» TASK INSTRUCTIONS
It is required that all of the data be written out exactly.

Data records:
○ ○ ○ ○ ○ ○ ○
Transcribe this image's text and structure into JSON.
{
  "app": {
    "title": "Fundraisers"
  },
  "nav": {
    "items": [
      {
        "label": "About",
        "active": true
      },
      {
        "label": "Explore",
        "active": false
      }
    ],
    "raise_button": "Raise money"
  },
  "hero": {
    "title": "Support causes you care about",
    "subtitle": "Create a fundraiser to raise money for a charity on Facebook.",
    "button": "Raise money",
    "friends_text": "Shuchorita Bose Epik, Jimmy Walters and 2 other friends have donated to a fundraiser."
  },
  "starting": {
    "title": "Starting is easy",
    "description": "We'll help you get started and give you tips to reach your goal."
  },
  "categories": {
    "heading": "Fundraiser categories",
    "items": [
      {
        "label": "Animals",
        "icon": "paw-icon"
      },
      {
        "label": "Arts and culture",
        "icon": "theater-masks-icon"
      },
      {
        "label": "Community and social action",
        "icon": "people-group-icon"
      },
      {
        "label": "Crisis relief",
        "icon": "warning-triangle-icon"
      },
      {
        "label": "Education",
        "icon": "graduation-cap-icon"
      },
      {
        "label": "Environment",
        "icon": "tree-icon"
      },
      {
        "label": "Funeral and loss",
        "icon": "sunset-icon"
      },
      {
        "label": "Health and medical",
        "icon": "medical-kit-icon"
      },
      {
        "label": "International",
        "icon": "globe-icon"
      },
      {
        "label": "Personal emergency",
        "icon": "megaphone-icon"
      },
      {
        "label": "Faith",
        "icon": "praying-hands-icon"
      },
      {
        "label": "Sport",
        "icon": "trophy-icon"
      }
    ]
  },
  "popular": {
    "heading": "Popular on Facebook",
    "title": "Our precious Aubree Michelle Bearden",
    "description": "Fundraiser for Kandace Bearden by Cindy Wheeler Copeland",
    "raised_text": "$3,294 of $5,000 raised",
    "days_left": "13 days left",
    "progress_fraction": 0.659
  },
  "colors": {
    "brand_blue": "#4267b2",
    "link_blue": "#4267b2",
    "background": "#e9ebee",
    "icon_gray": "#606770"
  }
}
○ ○ ○ ○ ○ ○ ○
» SOLUTION TO THE PROBLEM
Transcribe this image's text and structure into JSON.
{
  "app": {
    "title": "Fundraisers"
  },
  "nav": {
    "items": [
      {
        "label": "About",
        "active": true
      },
      {
        "label": "Explore",
        "active": false
      }
    ],
    "raise_button": "Raise money"
  },
  "hero": {
    "title": "Support causes you care about",
    "subtitle": "Create a fundraiser to raise money for a charity on Facebook.",
    "button": "Raise money",
    "friends_text": "Shuchorita Bose Epik, Jimmy Walters and 2 other friends have donated to a fundraiser."
  },
  "starting": {
    "title": "Starting is easy",
    "description": "We'll help you get started and give you tips to reach your goal."
  },
  "categories": {
    "heading": "Fundraiser categories",
    "items": [
      {
        "label": "Animals",
        "icon": "paw-icon"
      },
      {
        "label": "Arts and culture",
        "icon": "theater-masks-icon"
      },
      {
        "label": "Community and social action",
        "icon": "people-group-icon"
      },
      {
        "label": "Crisis relief",
        "icon": "warning-triangle-icon"
      },
      {
        "label": "Education",
        "icon": "graduation-cap-icon"
      },
      {
        "label": "Environment",
        "icon": "tree-icon"
      },
      {
        "label": "Funeral and loss",
        "icon": "sunset-icon"
      },
      {
        "label": "Health and medical",
        "icon": "medical-kit-icon"
      },
      {
        "label": "International",
        "icon": "globe-icon"
      },
      {
        "label": "Personal emergency",
        "icon": "megaphone-icon"
      },
      {
        "label": "Faith",
        "icon": "praying-hands-icon"
      },
      {
        "label": "Sport",
        "icon": "trophy-icon"
      }
    ]
  },
  "popular": {
    "heading": "Popular on Facebook",
    "title": "Our precious Aubree Michelle Bearden",
    "description": "Fundraiser for Kandace Bearden by Cindy Wheeler Copeland",
    "raised_text": "$3,294 of $5,000 raised",
    "days_left": "13 days left",
    "progress_fraction": 0.659
  },
  "colors": {
    "brand_blue": "#4267b2",
    "link_blue": "#4267b2",
    "background": "#e9ebee",
    "icon_gray": "#606770"
  }
}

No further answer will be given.